### Figure content listings
-=-=-
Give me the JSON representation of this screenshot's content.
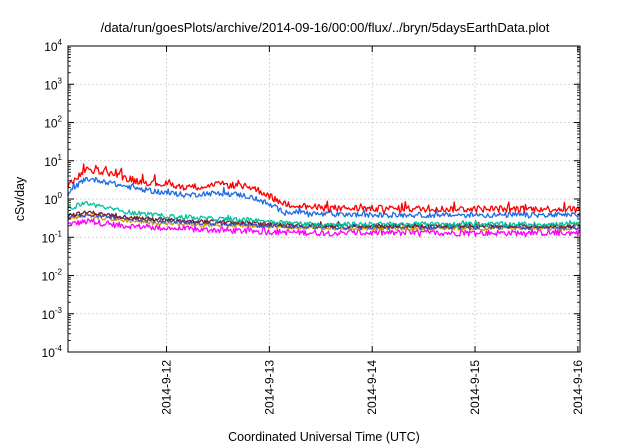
{
  "chart_data": {
    "type": "line",
    "title": "/data/run/goesPlots/archive/2014-09-16/00:00/flux/../bryn/5daysEarthData.plot",
    "xlabel": "Coordinated Universal Time (UTC)",
    "ylabel": "cSv/day",
    "y_scale": "log",
    "ylim": [
      0.0001,
      10000
    ],
    "y_ticks": [
      {
        "base": "10",
        "exp": "-4"
      },
      {
        "base": "10",
        "exp": "-3"
      },
      {
        "base": "10",
        "exp": "-2"
      },
      {
        "base": "10",
        "exp": "-1"
      },
      {
        "base": "10",
        "exp": "0"
      },
      {
        "base": "10",
        "exp": "1"
      },
      {
        "base": "10",
        "exp": "2"
      },
      {
        "base": "10",
        "exp": "3"
      },
      {
        "base": "10",
        "exp": "4"
      }
    ],
    "xlim": [
      "2014-09-11 01:00",
      "2014-09-16 00:30"
    ],
    "x_ticks": [
      "2014-9-12",
      "2014-9-13",
      "2014-9-14",
      "2014-9-15",
      "2014-9-16"
    ],
    "grid": true,
    "legend": "none",
    "series": [
      {
        "color": "#ff0000",
        "x": [
          "2014-09-11 01:00",
          "2014-09-11 05:00",
          "2014-09-11 09:00",
          "2014-09-11 13:00",
          "2014-09-11 17:00",
          "2014-09-11 21:00",
          "2014-09-12 01:00",
          "2014-09-12 05:00",
          "2014-09-12 09:00",
          "2014-09-12 13:00",
          "2014-09-12 17:00",
          "2014-09-12 20:00",
          "2014-09-12 23:00",
          "2014-09-13 03:00",
          "2014-09-13 12:00",
          "2014-09-14 00:00",
          "2014-09-14 12:00",
          "2014-09-15 00:00",
          "2014-09-15 12:00",
          "2014-09-16 00:00"
        ],
        "values": [
          2.2,
          5.5,
          5.5,
          4.0,
          3.0,
          2.6,
          2.4,
          2.0,
          2.2,
          2.4,
          2.2,
          2.0,
          1.4,
          0.75,
          0.58,
          0.56,
          0.55,
          0.55,
          0.55,
          0.55
        ]
      },
      {
        "color": "#1e6be6",
        "x": [
          "2014-09-11 01:00",
          "2014-09-11 05:00",
          "2014-09-11 09:00",
          "2014-09-11 13:00",
          "2014-09-11 17:00",
          "2014-09-11 21:00",
          "2014-09-12 01:00",
          "2014-09-12 05:00",
          "2014-09-12 09:00",
          "2014-09-12 13:00",
          "2014-09-12 17:00",
          "2014-09-12 20:00",
          "2014-09-12 23:00",
          "2014-09-13 03:00",
          "2014-09-13 12:00",
          "2014-09-14 00:00",
          "2014-09-14 12:00",
          "2014-09-15 00:00",
          "2014-09-15 12:00",
          "2014-09-16 00:00"
        ],
        "values": [
          1.4,
          3.4,
          3.0,
          2.3,
          1.9,
          1.6,
          1.4,
          1.25,
          1.4,
          1.4,
          1.3,
          1.1,
          0.8,
          0.48,
          0.4,
          0.38,
          0.38,
          0.38,
          0.38,
          0.38
        ]
      },
      {
        "color": "#00c4a0",
        "x": [
          "2014-09-11 01:00",
          "2014-09-11 05:00",
          "2014-09-11 09:00",
          "2014-09-11 13:00",
          "2014-09-11 17:00",
          "2014-09-11 21:00",
          "2014-09-12 03:00",
          "2014-09-12 12:00",
          "2014-09-12 23:00",
          "2014-09-13 06:00",
          "2014-09-13 12:00",
          "2014-09-14 00:00",
          "2014-09-15 00:00",
          "2014-09-16 00:00"
        ],
        "values": [
          0.55,
          0.8,
          0.62,
          0.5,
          0.42,
          0.38,
          0.34,
          0.3,
          0.27,
          0.23,
          0.22,
          0.22,
          0.22,
          0.22
        ]
      },
      {
        "color": "#7a1f2b",
        "x": [
          "2014-09-11 01:00",
          "2014-09-11 06:00",
          "2014-09-11 12:00",
          "2014-09-11 21:00",
          "2014-09-12 06:00",
          "2014-09-12 23:00",
          "2014-09-13 12:00",
          "2014-09-14 00:00",
          "2014-09-15 00:00",
          "2014-09-16 00:00"
        ],
        "values": [
          0.38,
          0.45,
          0.36,
          0.3,
          0.27,
          0.23,
          0.2,
          0.2,
          0.2,
          0.2
        ]
      },
      {
        "color": "#3a4fd0",
        "x": [
          "2014-09-11 01:00",
          "2014-09-11 06:00",
          "2014-09-11 12:00",
          "2014-09-11 21:00",
          "2014-09-12 06:00",
          "2014-09-12 23:00",
          "2014-09-13 12:00",
          "2014-09-14 00:00",
          "2014-09-15 00:00",
          "2014-09-16 00:00"
        ],
        "values": [
          0.33,
          0.4,
          0.32,
          0.27,
          0.24,
          0.2,
          0.18,
          0.18,
          0.18,
          0.18
        ]
      },
      {
        "color": "#c8a000",
        "x": [
          "2014-09-11 01:00",
          "2014-09-11 06:00",
          "2014-09-11 12:00",
          "2014-09-11 21:00",
          "2014-09-12 06:00",
          "2014-09-12 23:00",
          "2014-09-13 12:00",
          "2014-09-14 00:00",
          "2014-09-15 00:00",
          "2014-09-16 00:00"
        ],
        "values": [
          0.3,
          0.36,
          0.29,
          0.24,
          0.22,
          0.19,
          0.17,
          0.17,
          0.17,
          0.17
        ]
      },
      {
        "color": "#ff00ff",
        "x": [
          "2014-09-11 01:00",
          "2014-09-11 06:00",
          "2014-09-11 12:00",
          "2014-09-11 21:00",
          "2014-09-12 06:00",
          "2014-09-12 23:00",
          "2014-09-13 12:00",
          "2014-09-14 00:00",
          "2014-09-15 00:00",
          "2014-09-16 00:00"
        ],
        "values": [
          0.22,
          0.26,
          0.21,
          0.18,
          0.16,
          0.14,
          0.13,
          0.13,
          0.13,
          0.13
        ]
      }
    ]
  }
}
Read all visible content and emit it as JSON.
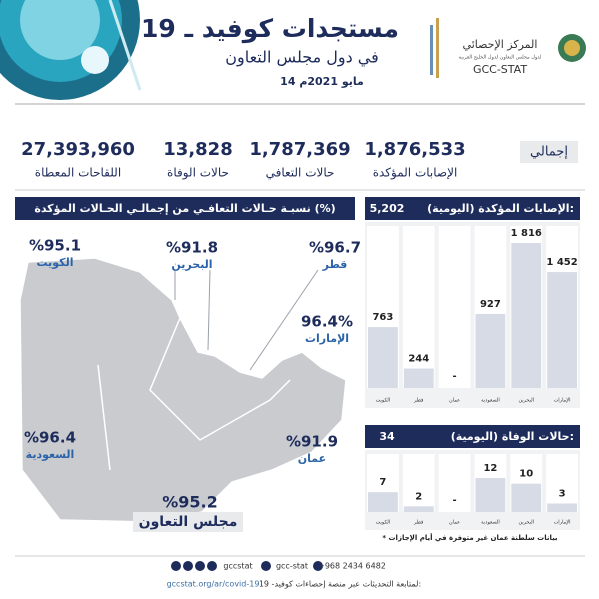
{
  "header": {
    "title": "مستجدات كوفيد ـ 19",
    "subtitle": "في دول مجلس التعاون",
    "date": "14 مايو 2021م",
    "org_name": "المركز الإحصائي",
    "org_subtitle": "لدول مجلس التعاون لدول الخليج العربية",
    "org_code": "GCC-STAT"
  },
  "totals": {
    "label": "إجمالي",
    "items": [
      {
        "value": "1,876,533",
        "label": "الإصابات المؤكدة"
      },
      {
        "value": "1,787,369",
        "label": "حالات التعافي"
      },
      {
        "value": "13,828",
        "label": "حالات الوفاة"
      },
      {
        "value": "27,393,960",
        "label": "اللقاحات المعطاة"
      }
    ]
  },
  "recovery": {
    "title": "نسبـة حـالات التعافـي من إجمالـي الحـالات المؤكدة (%)",
    "regions": [
      {
        "name": "الكويت",
        "percent": "%95.1"
      },
      {
        "name": "البحرين",
        "percent": "%91.8"
      },
      {
        "name": "قطر",
        "percent": "%96.7"
      },
      {
        "name": "الإمارات",
        "percent": "96.4%"
      },
      {
        "name": "السعودية",
        "percent": "%96.4"
      },
      {
        "name": "عمان",
        "percent": "%91.9"
      }
    ],
    "total": {
      "name": "مجلس التعاون",
      "percent": "%95.2"
    }
  },
  "chart_data": [
    {
      "type": "bar",
      "title": "الإصابات المؤكدة (اليومية):",
      "total": "5,202",
      "categories": [
        "الإمارات",
        "البحرين",
        "السعودية",
        "عمان",
        "قطر",
        "الكويت"
      ],
      "values": [
        1452,
        1816,
        927,
        null,
        244,
        763
      ],
      "value_labels": [
        "1 452",
        "1 816",
        "927",
        "-",
        "244",
        "763"
      ],
      "color": "#d6dbe6"
    },
    {
      "type": "bar",
      "title": "حالات الوفاة (اليومية):",
      "total": "34",
      "categories": [
        "الإمارات",
        "البحرين",
        "السعودية",
        "عمان",
        "قطر",
        "الكويت"
      ],
      "values": [
        3,
        10,
        12,
        null,
        2,
        7
      ],
      "value_labels": [
        "3",
        "10",
        "12",
        "-",
        "2",
        "7"
      ],
      "color": "#d6dbe6"
    }
  ],
  "note": "* بيانات سلطنة عمان غير متوفرة في أيام الإجازات",
  "footer": {
    "social": [
      "gccstat",
      "gcc-stat",
      "+968 2434 6482"
    ],
    "text": "لمتابعة التحديثات عبر منصة إحصاءات كوفيد- 19:",
    "url": "gccstat.org/ar/covid-19"
  }
}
-=-=-
### Task
Every line of the records that includes the word "JSON" should be gathered.

### Answer
Give me the JSON representation of this screenshot's content.
Read all visible content and emit it as JSON.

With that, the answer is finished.